TASK TO COMPLETE:
Copy each line that contains the word "this".

------

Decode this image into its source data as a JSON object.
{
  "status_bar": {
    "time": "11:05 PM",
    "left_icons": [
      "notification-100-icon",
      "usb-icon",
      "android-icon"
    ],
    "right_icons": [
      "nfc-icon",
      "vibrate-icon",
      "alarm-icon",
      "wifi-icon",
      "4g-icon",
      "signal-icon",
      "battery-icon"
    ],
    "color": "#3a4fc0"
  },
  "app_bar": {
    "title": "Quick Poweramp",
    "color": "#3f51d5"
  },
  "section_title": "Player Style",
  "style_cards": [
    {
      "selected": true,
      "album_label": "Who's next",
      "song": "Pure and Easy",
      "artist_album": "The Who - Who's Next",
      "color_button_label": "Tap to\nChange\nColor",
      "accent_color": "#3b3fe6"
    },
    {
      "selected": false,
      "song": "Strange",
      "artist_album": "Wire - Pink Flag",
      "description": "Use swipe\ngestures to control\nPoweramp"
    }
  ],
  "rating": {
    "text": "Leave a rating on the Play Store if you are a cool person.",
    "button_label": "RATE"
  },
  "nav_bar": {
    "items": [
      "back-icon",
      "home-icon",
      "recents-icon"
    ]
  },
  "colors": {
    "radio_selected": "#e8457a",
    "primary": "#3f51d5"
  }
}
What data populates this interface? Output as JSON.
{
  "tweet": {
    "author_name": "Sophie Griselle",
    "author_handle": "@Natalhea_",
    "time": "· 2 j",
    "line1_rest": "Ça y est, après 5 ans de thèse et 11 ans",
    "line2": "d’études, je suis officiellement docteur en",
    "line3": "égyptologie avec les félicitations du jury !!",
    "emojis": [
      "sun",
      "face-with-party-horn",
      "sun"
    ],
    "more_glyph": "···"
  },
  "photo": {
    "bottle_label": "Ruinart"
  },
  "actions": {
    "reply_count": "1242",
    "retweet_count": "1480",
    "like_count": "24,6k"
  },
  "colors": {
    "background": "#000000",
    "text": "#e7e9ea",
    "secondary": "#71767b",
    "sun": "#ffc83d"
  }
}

------

TASK OUTPUT:
Decode this image into its source data as a JSON object.
What data populates this interface? Output as JSON.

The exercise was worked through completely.